Data items ▸
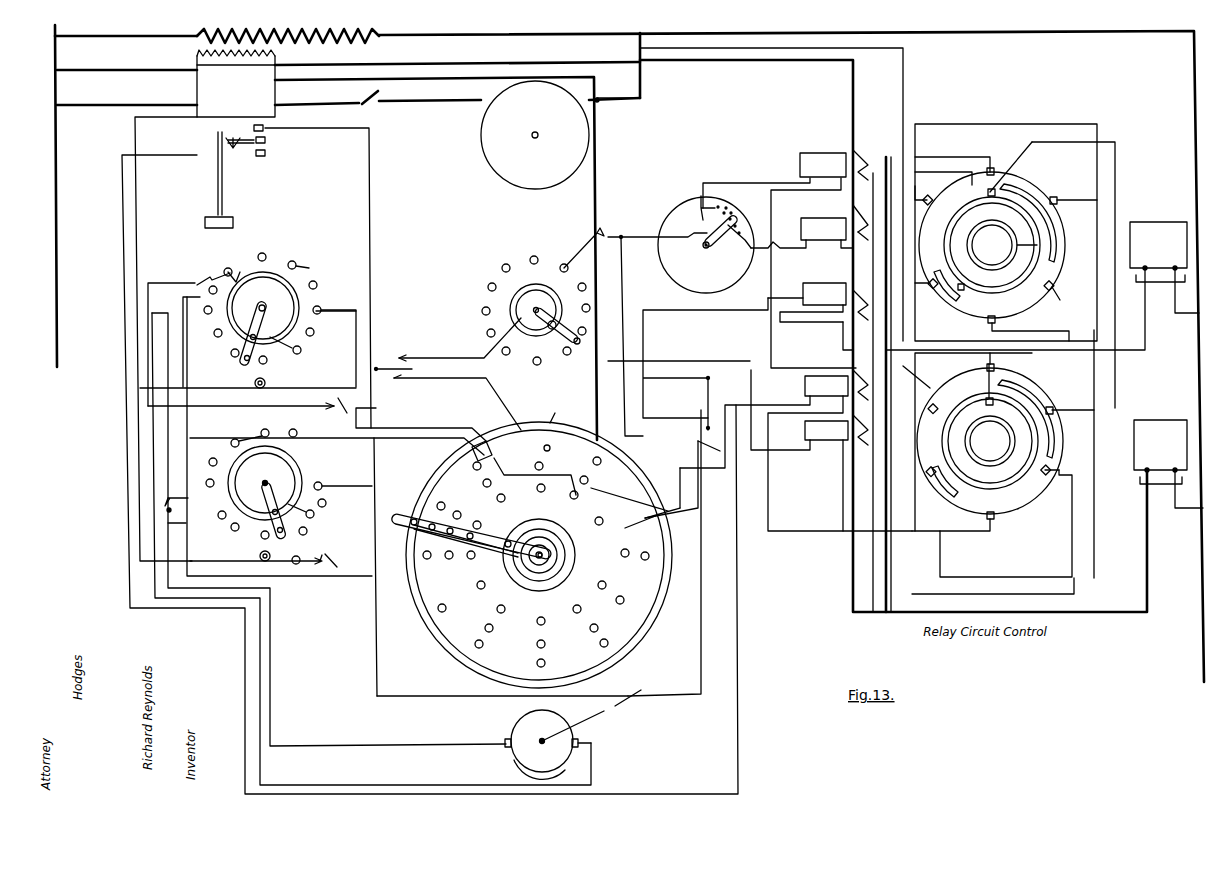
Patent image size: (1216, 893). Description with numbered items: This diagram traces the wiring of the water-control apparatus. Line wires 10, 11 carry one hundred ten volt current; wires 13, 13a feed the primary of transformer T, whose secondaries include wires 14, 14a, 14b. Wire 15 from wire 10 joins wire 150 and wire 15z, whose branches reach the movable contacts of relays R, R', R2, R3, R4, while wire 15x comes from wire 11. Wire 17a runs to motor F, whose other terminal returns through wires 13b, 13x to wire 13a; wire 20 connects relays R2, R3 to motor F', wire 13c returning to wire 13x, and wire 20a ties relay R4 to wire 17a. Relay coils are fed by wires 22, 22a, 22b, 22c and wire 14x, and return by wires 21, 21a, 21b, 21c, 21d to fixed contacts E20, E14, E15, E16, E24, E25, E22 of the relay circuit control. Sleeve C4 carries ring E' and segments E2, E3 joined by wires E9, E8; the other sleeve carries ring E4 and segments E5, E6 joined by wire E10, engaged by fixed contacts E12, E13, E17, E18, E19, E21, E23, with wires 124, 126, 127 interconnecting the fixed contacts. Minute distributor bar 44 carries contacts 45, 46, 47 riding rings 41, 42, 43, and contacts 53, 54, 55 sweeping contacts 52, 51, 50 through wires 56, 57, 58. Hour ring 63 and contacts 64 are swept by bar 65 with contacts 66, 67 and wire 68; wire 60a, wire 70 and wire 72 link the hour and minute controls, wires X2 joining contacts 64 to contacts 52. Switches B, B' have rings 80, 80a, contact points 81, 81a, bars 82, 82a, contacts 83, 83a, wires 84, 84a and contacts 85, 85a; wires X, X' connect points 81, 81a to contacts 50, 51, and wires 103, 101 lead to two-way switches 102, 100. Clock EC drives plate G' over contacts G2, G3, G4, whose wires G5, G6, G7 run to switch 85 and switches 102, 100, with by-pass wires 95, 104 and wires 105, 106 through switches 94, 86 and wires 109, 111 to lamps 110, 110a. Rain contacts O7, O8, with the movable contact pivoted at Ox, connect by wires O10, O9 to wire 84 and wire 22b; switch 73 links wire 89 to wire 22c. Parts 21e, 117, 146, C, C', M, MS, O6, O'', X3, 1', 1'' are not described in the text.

The line wire 10 is at (55, 158).
The line wire 11 is at (1203, 640).
The primary wire 13 is at (121, 36).
The primary wire 13a is at (790, 33).
The motor return wire 13b is at (1180, 314).
The motor return wire 13c is at (1176, 509).
The return wire 13x is at (1185, 162).
The secondary wire 14 is at (192, 100).
The secondary wire 14a is at (140, 250).
The secondary wire 14b is at (650, 48).
The relay wire 14x is at (428, 100).
The supply wire 15 is at (119, 69).
The connecting wire 150 is at (537, 63).
The supply wire 15x is at (641, 84).
The distribution wire 15z is at (852, 100).
The motor wire 17a is at (1146, 350).
The motor wire 20 is at (873, 565).
The relay wire 20a is at (870, 148).
The relay coil wire 21 is at (790, 195).
The branched relay wire 21a is at (1100, 592).
The relay coil wire 21b is at (843, 350).
The relay coil wire 21c is at (768, 490).
The relay coil wire 21d is at (840, 531).
The relay line 21e is at (898, 531).
The relay coil wire 22 is at (751, 183).
The relay coil wire 22a is at (803, 245).
The relay coil wire 22b is at (650, 404).
The relay coil wire 22c is at (772, 393).
The contact ring 41 is at (580, 560).
The contact ring 42 is at (580, 592).
The contact ring 43 is at (652, 627).
The distributor bar 44 is at (450, 515).
The contact 45 is at (516, 510).
The contact 46 is at (471, 621).
The contact 47 is at (392, 512).
The contacts 50 is at (545, 621).
The contacts 51 is at (630, 560).
The contacts 52 is at (550, 448).
The contact 53 is at (425, 535).
The contact 54 is at (468, 520).
The contact 55 is at (443, 558).
The wire 56 is at (430, 540).
The wire 57 is at (490, 540).
The wire 58 is at (468, 560).
The wire 60a is at (432, 357).
The contact ring 63 is at (505, 288).
The hour contacts 64 is at (562, 270).
The distributor bar 65 is at (583, 360).
The contact 66 is at (541, 342).
The contact 67 is at (572, 345).
The wire 68 is at (579, 319).
The wire 70 is at (380, 362).
The wire 72 is at (426, 379).
The switch 73 is at (698, 441).
The contact ring 80 is at (314, 333).
The contact ring 80a is at (313, 498).
The contact points 81 is at (314, 284).
The contact points 81a is at (250, 429).
The contact bar 82 is at (275, 380).
The contact bar 82a is at (307, 550).
The contact 83 is at (290, 350).
The contact 83a is at (316, 515).
The wire 84 is at (230, 350).
The wire 84a is at (250, 537).
The two-way switch contact 85 is at (247, 364).
The contact 85a is at (308, 534).
The switch 86 is at (320, 560).
The wire 89 is at (736, 578).
The switch 94 is at (340, 394).
The branch wire 95 is at (147, 408).
The two-way switch 100 is at (168, 498).
The wire 101 is at (228, 505).
The two-way switch 102 is at (200, 280).
The wire 103 is at (247, 266).
The wire 104 is at (163, 341).
The wire 105 is at (304, 424).
The wire 106 is at (292, 590).
The wire 109 is at (322, 568).
The lamp 110 is at (266, 563).
The lamp 110a is at (256, 393).
The wire 111 is at (248, 395).
The switch 117 is at (368, 104).
The branched wire 124 is at (1000, 124).
The wire 126 is at (1032, 147).
The wire 127 is at (935, 172).
The line 146 is at (975, 385).
The clock-operated switch B is at (269, 311).
The clock-operated switch B' is at (335, 436).
The relay drum C is at (989, 442).
The relay drum C' is at (992, 245).
The sleeve C4 is at (1009, 301).
The contact ring E' is at (991, 263).
The concentric contact E2 is at (961, 289).
The concentric contact E3 is at (1030, 192).
The contact ring E4 is at (990, 468).
The segmental contact E5 is at (1040, 441).
The segmental contact E6 is at (1025, 500).
The wire E8 is at (1015, 240).
The wire E9 is at (1020, 245).
The wire E10 is at (1002, 420).
The fixed contact E12 is at (988, 400).
The fixed contact E13 is at (992, 192).
The fixed contact E14 is at (990, 172).
The fixed contact E15 is at (932, 283).
The fixed contact E16 is at (1052, 286).
The fixed contact E17 is at (927, 200).
The fixed contact E18 is at (1000, 323).
The fixed contact E19 is at (1054, 200).
The fixed contact E20 is at (935, 410).
The fixed contact E21 is at (930, 470).
The fixed contact E22 is at (1045, 470).
The fixed contact E23 is at (1050, 410).
The fixed contact E24 is at (1000, 368).
The fixed contact E25 is at (995, 525).
The clock EC is at (485, 150).
The motor F is at (1042, 384).
The motor F' is at (1168, 451).
The contact plate G' is at (611, 753).
The fixed contact G2 is at (516, 738).
The fixed contact G3 is at (604, 727).
The fixed contact G4 is at (504, 748).
The wire G5 is at (595, 720).
The wire G6 is at (344, 785).
The wire G7 is at (190, 548).
The master switch arm M is at (698, 221).
The master switch MS is at (685, 208).
The rain control float O6 is at (234, 222).
The fixed contact O7 is at (245, 129).
The fixed contact O8 is at (265, 153).
The wire O9 is at (766, 623).
The wire O10 is at (369, 203).
The contact O'' is at (280, 141).
The pivot mounting Ox is at (210, 165).
The relay R is at (823, 165).
The relay R' is at (823, 229).
The relay R2 is at (824, 294).
The relay R3 is at (826, 384).
The relay R4 is at (826, 428).
The transformer T is at (347, 33).
The wires X is at (451, 420).
The wires X' is at (389, 567).
The wires X2 is at (630, 236).
The switch X3 is at (625, 298).
The relay contact 1' is at (865, 376).
The relay contact 1'' is at (847, 218).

Short exercise ▸ Retype every entry above word for word, but leave out the pictures.

Expected answer ▸
Patent image size: (1216, 893). Description with numbered items: This diagram traces the wiring of the water-control apparatus. Line wires 10, 11 carry one hundred ten volt current; wires 13, 13a feed the primary of transformer T, whose secondaries include wires 14, 14a, 14b. Wire 15 from wire 10 joins wire 150 and wire 15z, whose branches reach the movable contacts of relays R, R', R2, R3, R4, while wire 15x comes from wire 11. Wire 17a runs to motor F, whose other terminal returns through wires 13b, 13x to wire 13a; wire 20 connects relays R2, R3 to motor F', wire 13c returning to wire 13x, and wire 20a ties relay R4 to wire 17a. Relay coils are fed by wires 22, 22a, 22b, 22c and wire 14x, and return by wires 21, 21a, 21b, 21c, 21d to fixed contacts E20, E14, E15, E16, E24, E25, E22 of the relay circuit control. Sleeve C4 carries ring E' and segments E2, E3 joined by wires E9, E8; the other sleeve carries ring E4 and segments E5, E6 joined by wire E10, engaged by fixed contacts E12, E13, E17, E18, E19, E21, E23, with wires 124, 126, 127 interconnecting the fixed contacts. Minute distributor bar 44 carries contacts 45, 46, 47 riding rings 41, 42, 43, and contacts 53, 54, 55 sweeping contacts 52, 51, 50 through wires 56, 57, 58. Hour ring 63 and contacts 64 are swept by bar 65 with contacts 66, 67 and wire 68; wire 60a, wire 70 and wire 72 link the hour and minute controls, wires X2 joining contacts 64 to contacts 52. Switches B, B' have rings 80, 80a, contact points 81, 81a, bars 82, 82a, contacts 83, 83a, wires 84, 84a and contacts 85, 85a; wires X, X' connect points 81, 81a to contacts 50, 51, and wires 103, 101 lead to two-way switches 102, 100. Clock EC drives plate G' over contacts G2, G3, G4, whose wires G5, G6, G7 run to switch 85 and switches 102, 100, with by-pass wires 95, 104 and wires 105, 106 through switches 94, 86 and wires 109, 111 to lamps 110, 110a. Rain contacts O7, O8, with the movable contact pivoted at Ox, connect by wires O10, O9 to wire 84 and wire 22b; switch 73 links wire 89 to wire 22c. Parts 21e, 117, 146, C, C', M, MS, O6, O'', X3, 1', 1'' are not described in the text.

The line wire 10 is at (55, 158).
The line wire 11 is at (1203, 640).
The primary wire 13 is at (121, 36).
The primary wire 13a is at (790, 33).
The motor return wire 13b is at (1180, 314).
The motor return wire 13c is at (1176, 509).
The return wire 13x is at (1185, 162).
The secondary wire 14 is at (192, 100).
The secondary wire 14a is at (140, 250).
The secondary wire 14b is at (650, 48).
The relay wire 14x is at (428, 100).
The supply wire 15 is at (119, 69).
The connecting wire 150 is at (537, 63).
The supply wire 15x is at (641, 84).
The distribution wire 15z is at (852, 100).
The motor wire 17a is at (1146, 350).
The motor wire 20 is at (873, 565).
The relay wire 20a is at (870, 148).
The relay coil wire 21 is at (790, 195).
The branched relay wire 21a is at (1100, 592).
The relay coil wire 21b is at (843, 350).
The relay coil wire 21c is at (768, 490).
The relay coil wire 21d is at (840, 531).
The relay line 21e is at (898, 531).
The relay coil wire 22 is at (751, 183).
The relay coil wire 22a is at (803, 245).
The relay coil wire 22b is at (650, 404).
The relay coil wire 22c is at (772, 393).
The contact ring 41 is at (580, 560).
The contact ring 42 is at (580, 592).
The contact ring 43 is at (652, 627).
The distributor bar 44 is at (450, 515).
The contact 45 is at (516, 510).
The contact 46 is at (471, 621).
The contact 47 is at (392, 512).
The contacts 50 is at (545, 621).
The contacts 51 is at (630, 560).
The contacts 52 is at (550, 448).
The contact 53 is at (425, 535).
The contact 54 is at (468, 520).
The contact 55 is at (443, 558).
The wire 56 is at (430, 540).
The wire 57 is at (490, 540).
The wire 58 is at (468, 560).
The wire 60a is at (432, 357).
The contact ring 63 is at (505, 288).
The hour contacts 64 is at (562, 270).
The distributor bar 65 is at (583, 360).
The contact 66 is at (541, 342).
The contact 67 is at (572, 345).
The wire 68 is at (579, 319).
The wire 70 is at (380, 362).
The wire 72 is at (426, 379).
The switch 73 is at (698, 441).
The contact ring 80 is at (314, 333).
The contact ring 80a is at (313, 498).
The contact points 81 is at (314, 284).
The contact points 81a is at (250, 429).
The contact bar 82 is at (275, 380).
The contact bar 82a is at (307, 550).
The contact 83 is at (290, 350).
The contact 83a is at (316, 515).
The wire 84 is at (230, 350).
The wire 84a is at (250, 537).
The two-way switch contact 85 is at (247, 364).
The contact 85a is at (308, 534).
The switch 86 is at (320, 560).
The wire 89 is at (736, 578).
The switch 94 is at (340, 394).
The branch wire 95 is at (147, 408).
The two-way switch 100 is at (168, 498).
The wire 101 is at (228, 505).
The two-way switch 102 is at (200, 280).
The wire 103 is at (247, 266).
The wire 104 is at (163, 341).
The wire 105 is at (304, 424).
The wire 106 is at (292, 590).
The wire 109 is at (322, 568).
The lamp 110 is at (266, 563).
The lamp 110a is at (256, 393).
The wire 111 is at (248, 395).
The switch 117 is at (368, 104).
The branched wire 124 is at (1000, 124).
The wire 126 is at (1032, 147).
The wire 127 is at (935, 172).
The line 146 is at (975, 385).
The clock-operated switch B is at (269, 311).
The clock-operated switch B' is at (335, 436).
The relay drum C is at (989, 442).
The relay drum C' is at (992, 245).
The sleeve C4 is at (1009, 301).
The contact ring E' is at (991, 263).
The concentric contact E2 is at (961, 289).
The concentric contact E3 is at (1030, 192).
The contact ring E4 is at (990, 468).
The segmental contact E5 is at (1040, 441).
The segmental contact E6 is at (1025, 500).
The wire E8 is at (1015, 240).
The wire E9 is at (1020, 245).
The wire E10 is at (1002, 420).
The fixed contact E12 is at (988, 400).
The fixed contact E13 is at (992, 192).
The fixed contact E14 is at (990, 172).
The fixed contact E15 is at (932, 283).
The fixed contact E16 is at (1052, 286).
The fixed contact E17 is at (927, 200).
The fixed contact E18 is at (1000, 323).
The fixed contact E19 is at (1054, 200).
The fixed contact E20 is at (935, 410).
The fixed contact E21 is at (930, 470).
The fixed contact E22 is at (1045, 470).
The fixed contact E23 is at (1050, 410).
The fixed contact E24 is at (1000, 368).
The fixed contact E25 is at (995, 525).
The clock EC is at (485, 150).
The motor F is at (1042, 384).
The motor F' is at (1168, 451).
The contact plate G' is at (611, 753).
The fixed contact G2 is at (516, 738).
The fixed contact G3 is at (604, 727).
The fixed contact G4 is at (504, 748).
The wire G5 is at (595, 720).
The wire G6 is at (344, 785).
The wire G7 is at (190, 548).
The master switch arm M is at (698, 221).
The master switch MS is at (685, 208).
The rain control float O6 is at (234, 222).
The fixed contact O7 is at (245, 129).
The fixed contact O8 is at (265, 153).
The wire O9 is at (766, 623).
The wire O10 is at (369, 203).
The contact O'' is at (280, 141).
The pivot mounting Ox is at (210, 165).
The relay R is at (823, 165).
The relay R' is at (823, 229).
The relay R2 is at (824, 294).
The relay R3 is at (826, 384).
The relay R4 is at (826, 428).
The transformer T is at (347, 33).
The wires X is at (451, 420).
The wires X' is at (389, 567).
The wires X2 is at (630, 236).
The switch X3 is at (625, 298).
The relay contact 1' is at (865, 376).
The relay contact 1'' is at (847, 218).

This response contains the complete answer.